[Element and region data]

◇ ◇ ◇ ◇ ◇

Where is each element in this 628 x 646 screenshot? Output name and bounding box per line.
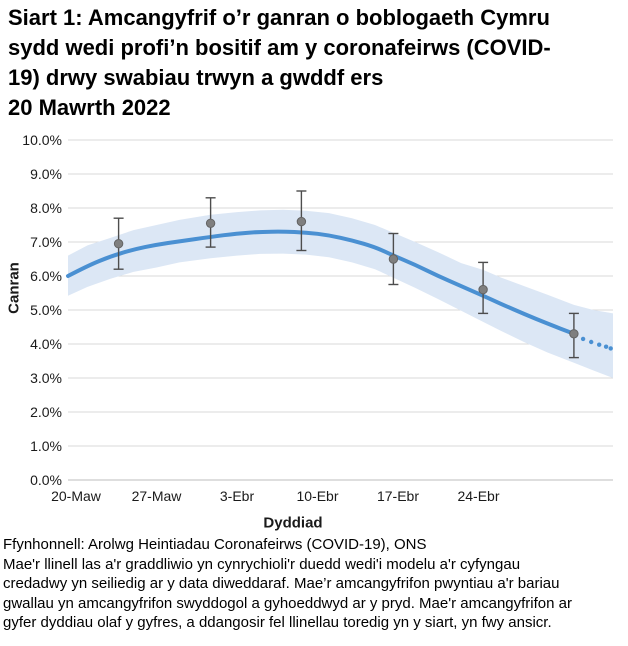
y-tick-label: 6.0%	[30, 268, 62, 284]
y-axis-title: Canran	[5, 262, 23, 314]
chart-title: Siart 1: Amcangyfrif o’r ganran o boblog…	[8, 5, 551, 120]
trend-line	[66, 229, 576, 336]
projection-dot	[597, 342, 602, 347]
data-point	[113, 239, 124, 249]
projection-dot	[608, 346, 613, 351]
data-point	[388, 254, 399, 264]
data-point	[205, 218, 216, 229]
confidence-band	[68, 209, 613, 378]
y-tick-labels: 0.0% 1.0% 2.0% 3.0% 4.0% 5.0% 6.0% 7.0% 8.0% 9.0%…	[22, 132, 62, 488]
x-tick-label: 10-Ebr	[296, 488, 338, 504]
y-tick-label: 7.0%	[30, 234, 62, 250]
projection-dots	[580, 336, 613, 351]
projection-dot	[603, 344, 609, 349]
source-note: Ffynhonnell: Arolwg Heintiadau Coronafei…	[3, 536, 427, 553]
x-tick-label: 24-Ebr	[457, 488, 499, 504]
error-bars	[113, 190, 579, 359]
y-tick-label: 8.0%	[30, 200, 62, 216]
y-tick-label: 0.0%	[30, 472, 62, 488]
method-note: Mae'r llinell las a'r graddliwio yn cynr…	[3, 555, 572, 632]
data-point	[478, 284, 488, 295]
y-tick-label: 10.0%	[22, 132, 62, 148]
data-points	[113, 216, 579, 339]
x-tick-label: 27-Maw	[132, 488, 183, 504]
footer: Ffynhonnell: Arolwg Heintiadau Coronafei…	[3, 535, 625, 633]
y-tick-label: 9.0%	[30, 166, 62, 182]
x-tick-label: 3-Ebr	[220, 488, 255, 504]
x-tick-labels: 20-Maw 27-Maw 3-Ebr 10-Ebr 17-Ebr 24-Ebr	[51, 488, 500, 504]
x-tick-label: 17-Ebr	[377, 488, 419, 504]
data-point	[296, 216, 307, 227]
x-axis-title: Dyddiad	[263, 514, 323, 532]
data-point	[569, 329, 579, 339]
y-tick-label: 3.0%	[30, 370, 62, 386]
gridlines	[68, 139, 613, 481]
y-tick-label: 4.0%	[30, 336, 62, 352]
projection-dot	[580, 336, 586, 342]
y-tick-label: 5.0%	[30, 302, 62, 318]
y-tick-label: 2.0%	[30, 404, 62, 420]
y-tick-label: 1.0%	[30, 438, 62, 454]
x-tick-label: 20-Maw	[51, 488, 102, 504]
projection-dot	[589, 339, 594, 345]
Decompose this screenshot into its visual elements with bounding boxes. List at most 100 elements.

◇ ◇ ◇ ◇ ◇

Select every line in the data above that contains the string "Ffynhonnell".

source-note: Ffynhonnell: Arolwg Heintiadau Coronafei…	[3, 536, 427, 553]
footer: Ffynhonnell: Arolwg Heintiadau Coronafei…	[3, 535, 625, 633]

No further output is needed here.